Model Context Protocol (MCP) support with new use case (#42)

* initial mcp * food ordering with mcp * prompt eng * splitting out goals and updating docs * a diff so I can get tests from codex * a diff so I can get tests from codex * oops, missing files * tests, file formatting * readme and setup updates * setup.md link fixes * readme change * readme change * readme change * stripe food setup script * single agent mode default * prompt engineering for better multi agent performance * performance should be greatly improved * Update goals/finance.py Co-authored-by: Copilot <175728472+Copilot@users.noreply.github.com> * Update activities/tool_activities.py Co-authored-by: Copilot <175728472+Copilot@users.noreply.github.com> * co-pilot PR suggested this change, and now fixed it * stronger wording around json format response * formatting * moved docs to dir * moved image assets under docs * cleanup env example, stripe guidance * cleanup --------- Co-authored-by: Copilot <175728472+Copilot@users.noreply.github.com>
2026-03-16 14:38:08 +01:00 · 2025-06-09 16:39:57 -07:00
parent 1811e4cf59
commit 5d55a9fe80
49 changed files with 3268 additions and 279 deletions
--- a/tests/test_tool_activities.py
+++ b/tests/test_tool_activities.py
@@ -6,7 +6,11 @@ import pytest
 from temporalio.client import Client
 from temporalio.testing import ActivityEnvironment

-from activities.tool_activities import ToolActivities, dynamic_tool_activity
+from activities.tool_activities import (
+    MCPServerDefinition,
+    ToolActivities,
+    dynamic_tool_activity,
+)
 from models.data_types import (
    EnvLookupInput,
    EnvLookupOutput,
@@ -190,7 +194,7 @@ class TestToolActivities:

            assert isinstance(result, EnvLookupOutput)
            assert result.show_confirm is True  # default value
-            assert result.multi_goal_mode is True  # default value
+            assert result.multi_goal_mode is False  # default value (single agent mode)

    @pytest.mark.asyncio
    async def test_get_wf_env_vars_custom_values(self):
@@ -443,3 +447,132 @@ class TestEdgeCases:
            )

            assert result.show_confirm
+
+
+class TestMCPIntegration:
+    @pytest.mark.asyncio
+    async def test_convert_args_types(self):
+        from activities.tool_activities import _convert_args_types
+
+        args = {
+            "int_val": "123",
+            "float_val": "123.45",
+            "bool_true": "true",
+            "bool_false": "False",
+            "string": "text",
+            "other": 5,
+        }
+        converted = _convert_args_types(args)
+        assert converted["int_val"] == 123
+        assert converted["float_val"] == 123.45
+        assert converted["bool_true"] is True
+        assert converted["bool_false"] is False
+        assert converted["string"] == "text"
+        assert converted["other"] == 5
+
+    @pytest.mark.asyncio
+    async def test_dynamic_tool_activity_mcp_call(self):
+        mcp_def = MCPServerDefinition(
+            name="stripe", command="python", args=["server.py"]
+        )
+        payload = MagicMock()
+        payload.payload = b'{"server_definition": null, "amount": "10", "flag": "true"}'
+        mock_info = MagicMock()
##############################
## Exercise
Continue the commit diff for the MCP integration tests from the point where it stops.

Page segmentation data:
##############################
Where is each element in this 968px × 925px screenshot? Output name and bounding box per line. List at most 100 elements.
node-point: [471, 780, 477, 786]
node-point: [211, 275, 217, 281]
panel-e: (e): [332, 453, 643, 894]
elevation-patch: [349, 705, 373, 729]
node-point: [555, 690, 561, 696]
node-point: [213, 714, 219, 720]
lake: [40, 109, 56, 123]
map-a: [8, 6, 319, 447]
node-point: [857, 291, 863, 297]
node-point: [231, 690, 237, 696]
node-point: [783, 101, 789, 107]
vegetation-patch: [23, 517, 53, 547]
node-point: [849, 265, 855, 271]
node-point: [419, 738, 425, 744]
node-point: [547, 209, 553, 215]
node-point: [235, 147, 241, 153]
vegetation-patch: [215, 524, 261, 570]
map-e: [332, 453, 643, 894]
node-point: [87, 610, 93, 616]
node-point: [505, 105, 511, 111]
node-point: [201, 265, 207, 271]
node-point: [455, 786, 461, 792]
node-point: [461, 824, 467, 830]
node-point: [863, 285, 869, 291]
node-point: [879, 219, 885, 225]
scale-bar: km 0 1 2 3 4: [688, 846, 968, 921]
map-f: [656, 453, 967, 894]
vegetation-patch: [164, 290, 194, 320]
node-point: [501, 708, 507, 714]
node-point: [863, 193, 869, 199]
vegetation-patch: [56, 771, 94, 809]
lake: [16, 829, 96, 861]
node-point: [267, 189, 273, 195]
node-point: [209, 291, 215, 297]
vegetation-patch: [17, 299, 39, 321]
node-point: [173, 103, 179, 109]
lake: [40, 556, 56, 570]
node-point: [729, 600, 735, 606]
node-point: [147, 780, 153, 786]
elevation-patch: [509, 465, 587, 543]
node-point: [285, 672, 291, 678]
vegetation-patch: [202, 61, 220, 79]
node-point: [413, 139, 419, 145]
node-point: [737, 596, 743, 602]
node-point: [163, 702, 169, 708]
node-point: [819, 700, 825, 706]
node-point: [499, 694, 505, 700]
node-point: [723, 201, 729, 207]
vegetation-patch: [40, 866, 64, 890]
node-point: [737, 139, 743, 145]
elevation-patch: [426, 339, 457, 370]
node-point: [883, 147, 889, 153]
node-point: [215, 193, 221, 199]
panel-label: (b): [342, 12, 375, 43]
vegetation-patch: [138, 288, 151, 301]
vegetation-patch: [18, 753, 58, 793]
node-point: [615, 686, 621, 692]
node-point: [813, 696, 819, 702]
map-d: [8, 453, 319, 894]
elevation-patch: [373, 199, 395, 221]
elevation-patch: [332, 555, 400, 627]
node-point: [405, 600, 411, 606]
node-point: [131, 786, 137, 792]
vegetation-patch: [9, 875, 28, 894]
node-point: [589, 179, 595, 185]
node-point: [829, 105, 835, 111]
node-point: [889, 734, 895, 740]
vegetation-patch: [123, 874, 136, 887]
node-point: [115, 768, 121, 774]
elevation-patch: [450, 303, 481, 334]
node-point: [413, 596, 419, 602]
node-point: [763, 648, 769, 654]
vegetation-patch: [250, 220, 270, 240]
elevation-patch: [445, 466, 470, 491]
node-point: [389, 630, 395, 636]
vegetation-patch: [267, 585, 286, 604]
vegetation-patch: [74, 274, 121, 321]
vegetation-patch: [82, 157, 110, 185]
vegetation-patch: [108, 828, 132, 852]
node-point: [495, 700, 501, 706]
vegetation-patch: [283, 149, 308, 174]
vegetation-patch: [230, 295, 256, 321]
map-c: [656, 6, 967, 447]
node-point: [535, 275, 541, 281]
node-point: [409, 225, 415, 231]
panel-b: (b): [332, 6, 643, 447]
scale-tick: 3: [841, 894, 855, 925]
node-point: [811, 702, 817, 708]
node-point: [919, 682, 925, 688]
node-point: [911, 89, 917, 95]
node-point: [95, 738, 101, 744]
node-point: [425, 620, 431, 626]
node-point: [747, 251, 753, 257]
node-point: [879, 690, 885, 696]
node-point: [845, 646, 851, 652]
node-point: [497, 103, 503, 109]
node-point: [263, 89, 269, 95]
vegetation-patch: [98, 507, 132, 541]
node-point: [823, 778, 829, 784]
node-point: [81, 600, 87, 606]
##############################
## Answer box
+        mock_info.activity_type = "list_products"
+
+        from contextlib import asynccontextmanager
+
+        @asynccontextmanager
+        async def dummy_conn(*args, **kwargs):
+            yield (None, None)
+
+        class DummySession:
+            async def __aenter__(self):
+                return self
+
+            async def __aexit__(self, exc_type, exc, tb):
+                pass
+
+            async def initialize(self):
+                pass
+
+            async def call_tool(self, tool_name, arguments=None):
+                self.called_tool = tool_name
+                self.called_args = arguments
+                return MagicMock(content="ok")
+
+        mock_payload_converter = MagicMock()
+        mock_payload_converter.from_payload.return_value = {
+            "server_definition": mcp_def,
+            "amount": "10",
+            "flag": "true",
+        }
+
+        with patch("activities.tool_activities._stdio_connection", dummy_conn), patch(
+            "activities.tool_activities.ClientSession", return_value=DummySession()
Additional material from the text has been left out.